··· 読む文章 ···

近年の大学では、一般企業などと同じく、コンピュータや情報通信などのIT(情報技術)を生かした施設・設備の充実化が図られています。
今や、ほぼすべての大学にはコンピュータルームが完備され、勉学やクラブ・サークル活動などに幅広く活用されています。学生1人に1台のコンピュータというのはもはや当たり前で、全員が必携という学部・学科も珍しくありません。
パソコンやコンピュータネットワークを利用して、教室以外の場所でも時間を選ばすに学習できるeラーニングも、今や教育現場に定着しているといえるでしょう。
異なるキャンパス同士や国内の他大学、海外の大学とオンラインで結び、リアルタイムの遠隔授業を実施している大学も少なくありません。教員の研究活動面でも、海外の大学や研究機関とインターネットを介しての国際会議などが頻繁に行われるようになっています。
語学教育においても、最新のAV機器や同時通訳システムなどを備えたLL教室を設ける大学が増加し、学生の外国語コミュニケーション能力向上に寄与しています。

··· 対象の項目 ···

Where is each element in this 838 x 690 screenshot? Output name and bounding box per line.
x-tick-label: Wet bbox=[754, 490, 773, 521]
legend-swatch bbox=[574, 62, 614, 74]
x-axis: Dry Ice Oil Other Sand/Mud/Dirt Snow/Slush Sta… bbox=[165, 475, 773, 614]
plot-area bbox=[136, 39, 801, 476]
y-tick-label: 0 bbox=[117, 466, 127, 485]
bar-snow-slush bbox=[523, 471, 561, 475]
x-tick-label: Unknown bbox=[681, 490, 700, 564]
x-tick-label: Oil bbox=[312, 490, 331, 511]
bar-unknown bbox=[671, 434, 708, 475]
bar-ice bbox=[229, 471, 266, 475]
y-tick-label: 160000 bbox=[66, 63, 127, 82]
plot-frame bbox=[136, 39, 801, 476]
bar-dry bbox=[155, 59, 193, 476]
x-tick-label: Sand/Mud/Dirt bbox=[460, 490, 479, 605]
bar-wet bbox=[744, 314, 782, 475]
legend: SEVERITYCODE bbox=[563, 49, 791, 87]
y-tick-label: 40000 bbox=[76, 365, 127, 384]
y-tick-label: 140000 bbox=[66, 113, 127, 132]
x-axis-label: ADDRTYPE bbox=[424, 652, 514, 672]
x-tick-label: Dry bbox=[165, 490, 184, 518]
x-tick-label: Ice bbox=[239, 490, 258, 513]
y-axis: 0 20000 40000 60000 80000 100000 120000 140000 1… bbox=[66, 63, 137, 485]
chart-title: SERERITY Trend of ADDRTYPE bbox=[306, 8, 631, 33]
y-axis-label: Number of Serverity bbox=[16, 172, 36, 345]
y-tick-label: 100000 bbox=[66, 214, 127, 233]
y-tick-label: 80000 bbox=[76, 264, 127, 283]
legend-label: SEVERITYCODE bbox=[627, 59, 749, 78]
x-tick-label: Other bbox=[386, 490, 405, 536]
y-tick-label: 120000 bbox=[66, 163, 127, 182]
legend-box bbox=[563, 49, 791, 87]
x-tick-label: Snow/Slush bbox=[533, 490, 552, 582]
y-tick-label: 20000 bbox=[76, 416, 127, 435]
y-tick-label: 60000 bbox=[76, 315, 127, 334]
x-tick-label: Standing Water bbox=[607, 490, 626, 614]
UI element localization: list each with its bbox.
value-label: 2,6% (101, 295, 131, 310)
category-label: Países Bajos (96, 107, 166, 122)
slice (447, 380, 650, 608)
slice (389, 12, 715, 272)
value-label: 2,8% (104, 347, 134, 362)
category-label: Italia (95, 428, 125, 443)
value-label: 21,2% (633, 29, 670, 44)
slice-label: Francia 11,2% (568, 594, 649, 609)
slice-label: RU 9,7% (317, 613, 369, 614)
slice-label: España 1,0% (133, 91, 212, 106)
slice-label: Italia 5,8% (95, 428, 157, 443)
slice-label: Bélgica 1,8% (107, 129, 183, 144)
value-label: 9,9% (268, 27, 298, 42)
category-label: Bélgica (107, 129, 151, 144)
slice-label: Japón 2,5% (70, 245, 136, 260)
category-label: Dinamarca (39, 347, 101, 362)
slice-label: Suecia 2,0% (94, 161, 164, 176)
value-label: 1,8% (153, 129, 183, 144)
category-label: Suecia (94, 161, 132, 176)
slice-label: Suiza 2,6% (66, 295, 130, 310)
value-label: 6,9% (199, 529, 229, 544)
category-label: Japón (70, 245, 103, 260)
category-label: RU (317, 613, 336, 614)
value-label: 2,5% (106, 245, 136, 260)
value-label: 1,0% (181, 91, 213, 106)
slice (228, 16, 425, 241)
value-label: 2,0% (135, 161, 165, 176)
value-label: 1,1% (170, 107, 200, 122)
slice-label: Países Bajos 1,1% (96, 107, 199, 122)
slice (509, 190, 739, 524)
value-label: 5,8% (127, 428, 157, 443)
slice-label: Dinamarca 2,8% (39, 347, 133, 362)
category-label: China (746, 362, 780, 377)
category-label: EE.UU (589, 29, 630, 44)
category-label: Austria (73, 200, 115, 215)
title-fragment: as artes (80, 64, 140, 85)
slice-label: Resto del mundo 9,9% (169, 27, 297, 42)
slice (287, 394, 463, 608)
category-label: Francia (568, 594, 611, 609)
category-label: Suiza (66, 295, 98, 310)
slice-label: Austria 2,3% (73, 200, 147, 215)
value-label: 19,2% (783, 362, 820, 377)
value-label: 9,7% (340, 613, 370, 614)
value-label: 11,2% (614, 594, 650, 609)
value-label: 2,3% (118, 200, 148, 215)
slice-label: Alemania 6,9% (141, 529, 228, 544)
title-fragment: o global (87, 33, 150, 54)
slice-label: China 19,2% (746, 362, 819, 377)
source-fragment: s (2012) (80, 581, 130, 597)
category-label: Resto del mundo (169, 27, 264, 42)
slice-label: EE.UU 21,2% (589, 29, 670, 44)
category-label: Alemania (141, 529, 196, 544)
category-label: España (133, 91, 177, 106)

···

課題のねらい
大学のITについての文章の「近年の大学では、一般企業など」から「行われるようになっています。」までを、「行われるようになっています。」も含めて一字も変えずに書き写してください。 項目は使わなくて大丈夫です。

正しい答え
近年の大学では、一般企業などと同じく、コンピュータや情報通信などのIT(情報技術)を生かした施設・設備の充実化が図られています。
今や、ほぼすべての大学にはコンピュータルームが完備され、勉学やクラブ・サークル活動などに幅広く活用されています。学生1人に1台のコンピュータというのはもはや当たり前で、全員が必携という学部・学科も珍しくありません。
パソコンやコンピュータネットワークを利用して、教室以外の場所でも時間を選ばすに学習できるeラーニングも、今や教育現場に定着しているといえるでしょう。
異なるキャンパス同士や国内の他大学、海外の大学とオンラインで結び、リアルタイムの遠隔授業を実施している大学も少なくありません。教員の研究活動面でも、海外の大学や研究機関とインターネットを介しての国際会議などが頻繁に行われるようになっています。